**PROVIDED DATA**
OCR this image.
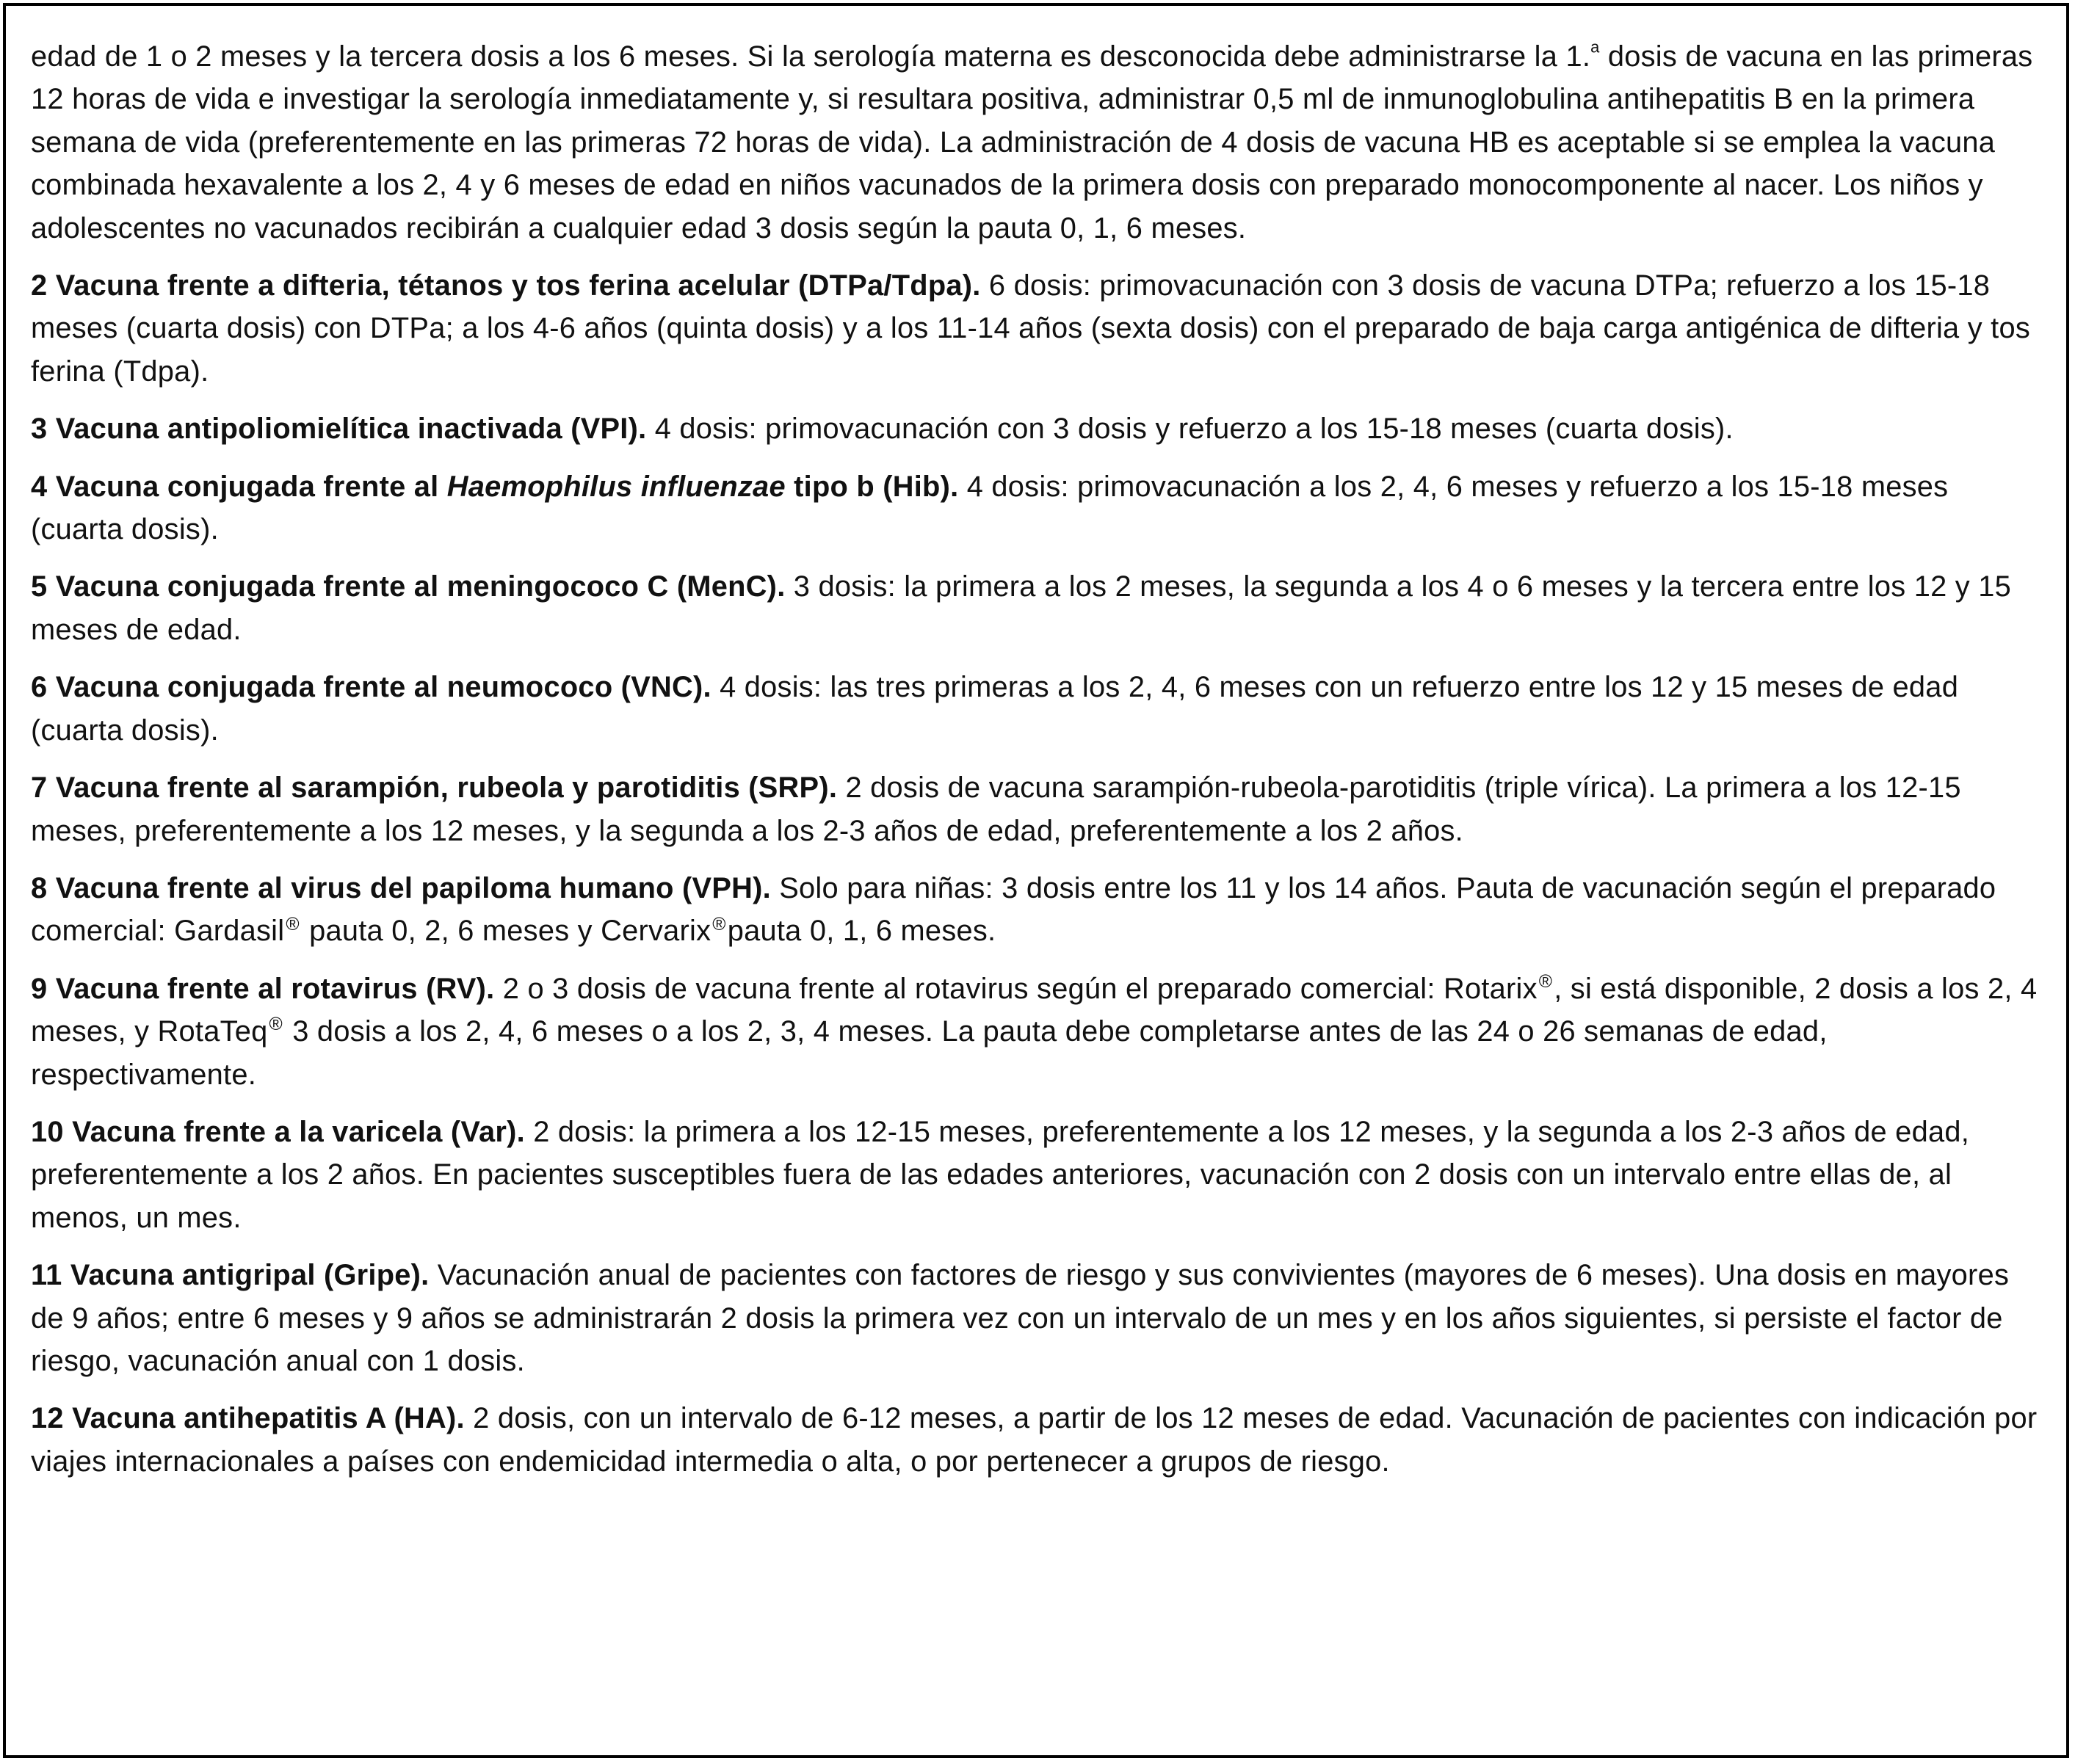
edad de 1 o 2 meses y la tercera dosis a los 6 meses. Si la serología materna es desconocida debe administrarse la 1.$^a$ dosis de vacuna en las primeras 12 horas de vida e investigar la serología inmediatamente y, si resultara positiva, administrar 0,5 ml de inmunoglobulina antihepatitis B en la primera semana de vida (preferentemente en las primeras 72 horas de vida). La administración de 4 dosis de vacuna HB es aceptable si se emplea la vacuna combinada hexavalente a los 2, 4 y 6 meses de edad en niños vacunados de la primera dosis con preparado monocomponente al nacer. Los niños y adolescentes no vacunados recibirán a cualquier edad 3 dosis según la pauta 0, 1, 6 meses.

2 Vacuna frente a difteria, tétanos y tos ferina acelular (DTPa/Tdpa). 6 dosis: primovacunación con 3 dosis de vacuna DTPa; refuerzo a los 15-18 meses (cuarta dosis) con DTPa; a los 4-6 años (quinta dosis) y a los 11-14 años (sexta dosis) con el preparado de baja carga antigénica de difteria y tos ferina (Tdpa).

3 Vacuna antipoliomielítica inactivada (VPI). 4 dosis: primovacunación con 3 dosis y refuerzo a los 15-18 meses (cuarta dosis).

4 Vacuna conjugada frente al Haemophilus influenzae tipo b (Hib). 4 dosis: primovacunación a los 2, 4, 6 meses y refuerzo a los 15-18 meses (cuarta dosis).

5 Vacuna conjugada frente al meningococo C (MenC). 3 dosis: la primera a los 2 meses, la segunda a los 4 o 6 meses y la tercera entre los 12 y 15 meses de edad.

6 Vacuna conjugada frente al neumococo (VNC). 4 dosis: las tres primeras a los 2, 4, 6 meses con un refuerzo entre los 12 y 15 meses de edad (cuarta dosis).

7 Vacuna frente al sarampión, rubeola y parotiditis (SRP). 2 dosis de vacuna sarampión-rubeola-parotiditis (triple vírica). La primera a los 12-15 meses, preferentemente a los 12 meses, y la segunda a los 2-3 años de edad, preferentemente a los 2 años.

8 Vacuna frente al virus del papiloma humano (VPH). Solo para niñas: 3 dosis entre los 11 y los 14 años. Pauta de vacunación según el preparado comercial: Gardasil® pauta 0, 2, 6 meses y Cervarix®pauta 0, 1, 6 meses.

9 Vacuna frente al rotavirus (RV). 2 o 3 dosis de vacuna frente al rotavirus según el preparado comercial: Rotarix®, si está disponible, 2 dosis a los 2, 4 meses, y RotaTeq® 3 dosis a los 2, 4, 6 meses o a los 2, 3, 4 meses. La pauta debe completarse antes de las 24 o 26 semanas de edad, respectivamente.

10 Vacuna frente a la varicela (Var). 2 dosis: la primera a los 12-15 meses, preferentemente a los 12 meses, y la segunda a los 2-3 años de edad, preferentemente a los 2 años. En pacientes susceptibles fuera de las edades anteriores, vacunación con 2 dosis con un intervalo entre ellas de, al menos, un mes.

11 Vacuna antigripal (Gripe). Vacunación anual de pacientes con factores de riesgo y sus convivientes (mayores de 6 meses). Una dosis en mayores de 9 años; entre 6 meses y 9 años se administrarán 2 dosis la primera vez con un intervalo de un mes y en los años siguientes, si persiste el factor de riesgo, vacunación anual con 1 dosis.

12 Vacuna antihepatitis A (HA). 2 dosis, con un intervalo de 6-12 meses, a partir de los 12 meses de edad. Vacunación de pacientes con indicación por viajes internacionales a países con endemicidad intermedia o alta, o por pertenecer a grupos de riesgo.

**EXERCISE REQUIREMENTS**
Set down the entries shown above once more, exactly as they read, but without pictures.

**EXERCISE SOLUTION**
OCR this image.
edad de 1 o 2 meses y la tercera dosis a los 6 meses. Si la serología materna es desconocida debe administrarse la 1.$^a$ dosis de vacuna en las primeras 12 horas de vida e investigar la serología inmediatamente y, si resultara positiva, administrar 0,5 ml de inmunoglobulina antihepatitis B en la primera semana de vida (preferentemente en las primeras 72 horas de vida). La administración de 4 dosis de vacuna HB es aceptable si se emplea la vacuna combinada hexavalente a los 2, 4 y 6 meses de edad en niños vacunados de la primera dosis con preparado monocomponente al nacer. Los niños y adolescentes no vacunados recibirán a cualquier edad 3 dosis según la pauta 0, 1, 6 meses.

2 Vacuna frente a difteria, tétanos y tos ferina acelular (DTPa/Tdpa). 6 dosis: primovacunación con 3 dosis de vacuna DTPa; refuerzo a los 15-18 meses (cuarta dosis) con DTPa; a los 4-6 años (quinta dosis) y a los 11-14 años (sexta dosis) con el preparado de baja carga antigénica de difteria y tos ferina (Tdpa).

3 Vacuna antipoliomielítica inactivada (VPI). 4 dosis: primovacunación con 3 dosis y refuerzo a los 15-18 meses (cuarta dosis).

4 Vacuna conjugada frente al Haemophilus influenzae tipo b (Hib). 4 dosis: primovacunación a los 2, 4, 6 meses y refuerzo a los 15-18 meses (cuarta dosis).

5 Vacuna conjugada frente al meningococo C (MenC). 3 dosis: la primera a los 2 meses, la segunda a los 4 o 6 meses y la tercera entre los 12 y 15 meses de edad.

6 Vacuna conjugada frente al neumococo (VNC). 4 dosis: las tres primeras a los 2, 4, 6 meses con un refuerzo entre los 12 y 15 meses de edad (cuarta dosis).

7 Vacuna frente al sarampión, rubeola y parotiditis (SRP). 2 dosis de vacuna sarampión-rubeola-parotiditis (triple vírica). La primera a los 12-15 meses, preferentemente a los 12 meses, y la segunda a los 2-3 años de edad, preferentemente a los 2 años.

8 Vacuna frente al virus del papiloma humano (VPH). Solo para niñas: 3 dosis entre los 11 y los 14 años. Pauta de vacunación según el preparado comercial: Gardasil® pauta 0, 2, 6 meses y Cervarix®pauta 0, 1, 6 meses.

9 Vacuna frente al rotavirus (RV). 2 o 3 dosis de vacuna frente al rotavirus según el preparado comercial: Rotarix®, si está disponible, 2 dosis a los 2, 4 meses, y RotaTeq® 3 dosis a los 2, 4, 6 meses o a los 2, 3, 4 meses. La pauta debe completarse antes de las 24 o 26 semanas de edad, respectivamente.

10 Vacuna frente a la varicela (Var). 2 dosis: la primera a los 12-15 meses, preferentemente a los 12 meses, y la segunda a los 2-3 años de edad, preferentemente a los 2 años. En pacientes susceptibles fuera de las edades anteriores, vacunación con 2 dosis con un intervalo entre ellas de, al menos, un mes.

11 Vacuna antigripal (Gripe). Vacunación anual de pacientes con factores de riesgo y sus convivientes (mayores de 6 meses). Una dosis en mayores de 9 años; entre 6 meses y 9 años se administrarán 2 dosis la primera vez con un intervalo de un mes y en los años siguientes, si persiste el factor de riesgo, vacunación anual con 1 dosis.

12 Vacuna antihepatitis A (HA). 2 dosis, con un intervalo de 6-12 meses, a partir de los 12 meses de edad. Vacunación de pacientes con indicación por viajes internacionales a países con endemicidad intermedia o alta, o por pertenecer a grupos de riesgo.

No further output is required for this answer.